=== STORED DATA ===
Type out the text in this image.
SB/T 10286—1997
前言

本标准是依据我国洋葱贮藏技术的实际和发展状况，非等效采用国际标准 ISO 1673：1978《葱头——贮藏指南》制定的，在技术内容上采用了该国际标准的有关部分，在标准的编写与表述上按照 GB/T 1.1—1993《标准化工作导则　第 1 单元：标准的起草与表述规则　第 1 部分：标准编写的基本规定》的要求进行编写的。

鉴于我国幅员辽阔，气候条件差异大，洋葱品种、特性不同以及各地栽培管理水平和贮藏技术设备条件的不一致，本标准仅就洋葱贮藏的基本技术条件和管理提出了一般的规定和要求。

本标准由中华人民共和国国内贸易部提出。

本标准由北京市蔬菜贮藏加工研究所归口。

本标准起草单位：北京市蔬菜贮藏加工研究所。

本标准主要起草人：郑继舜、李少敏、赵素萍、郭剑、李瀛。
===
• **WRITTEN EXERCISE**: Please set down each line of the records exactly as given.

• **SOLUTION FOR THIS EXERCISE**:
Type out the text in this image.
SB/T 10286—1997
前言

本标准是依据我国洋葱贮藏技术的实际和发展状况，非等效采用国际标准 ISO 1673：1978《葱头——贮藏指南》制定的，在技术内容上采用了该国际标准的有关部分，在标准的编写与表述上按照 GB/T 1.1—1993《标准化工作导则　第 1 单元：标准的起草与表述规则　第 1 部分：标准编写的基本规定》的要求进行编写的。

鉴于我国幅员辽阔，气候条件差异大，洋葱品种、特性不同以及各地栽培管理水平和贮藏技术设备条件的不一致，本标准仅就洋葱贮藏的基本技术条件和管理提出了一般的规定和要求。

本标准由中华人民共和国国内贸易部提出。

本标准由北京市蔬菜贮藏加工研究所归口。

本标准起草单位：北京市蔬菜贮藏加工研究所。

本标准主要起草人：郑继舜、李少敏、赵素萍、郭剑、李瀛。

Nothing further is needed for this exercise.